→ Do this
Quote the data below in full, minus the images.
+ + + + +
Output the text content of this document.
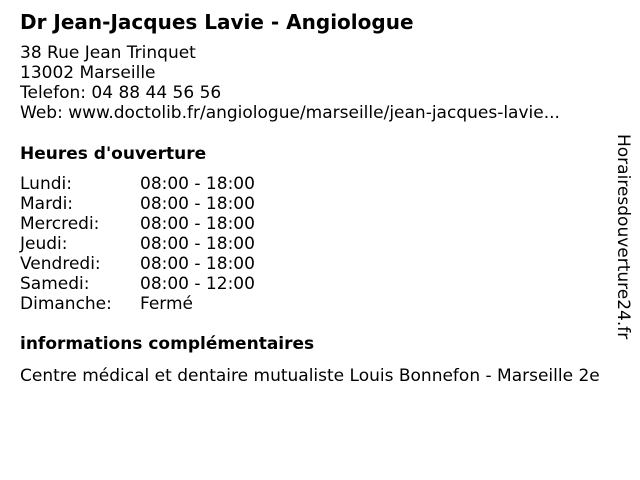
Dr Jean-Jacques Lavie - Angiologue
38 Rue Jean Trinquet
13002 Marseille
Telefon: 04 88 44 56 56
Web: www.doctolib.fr/angiologue/marseille/jean-jacques-lavie...
Heures d'ouverture
Lundi:	08:00 - 18:00
Mardi:	08:00 - 18:00
Mercredi:	08:00 - 18:00
Jeudi:	08:00 - 18:00
Vendredi:	08:00 - 18:00
Samedi:	08:00 - 12:00
Dimanche:	Fermé
informations complémentaires
Centre médical et dentaire mutualiste Louis Bonnefon - Marseille 2e
Horairesdouverture24.fr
+ + + + +
→ Written solution
Output the text content of this document.
Dr Jean-Jacques Lavie - Angiologue
38 Rue Jean Trinquet
13002 Marseille
Telefon: 04 88 44 56 56
Web: www.doctolib.fr/angiologue/marseille/jean-jacques-lavie...
Heures d'ouverture
Lundi:	08:00 - 18:00
Mardi:	08:00 - 18:00
Mercredi:	08:00 - 18:00
Jeudi:	08:00 - 18:00
Vendredi:	08:00 - 18:00
Samedi:	08:00 - 12:00
Dimanche:	Fermé
informations complémentaires
Centre médical et dentaire mutualiste Louis Bonnefon - Marseille 2e
Horairesdouverture24.fr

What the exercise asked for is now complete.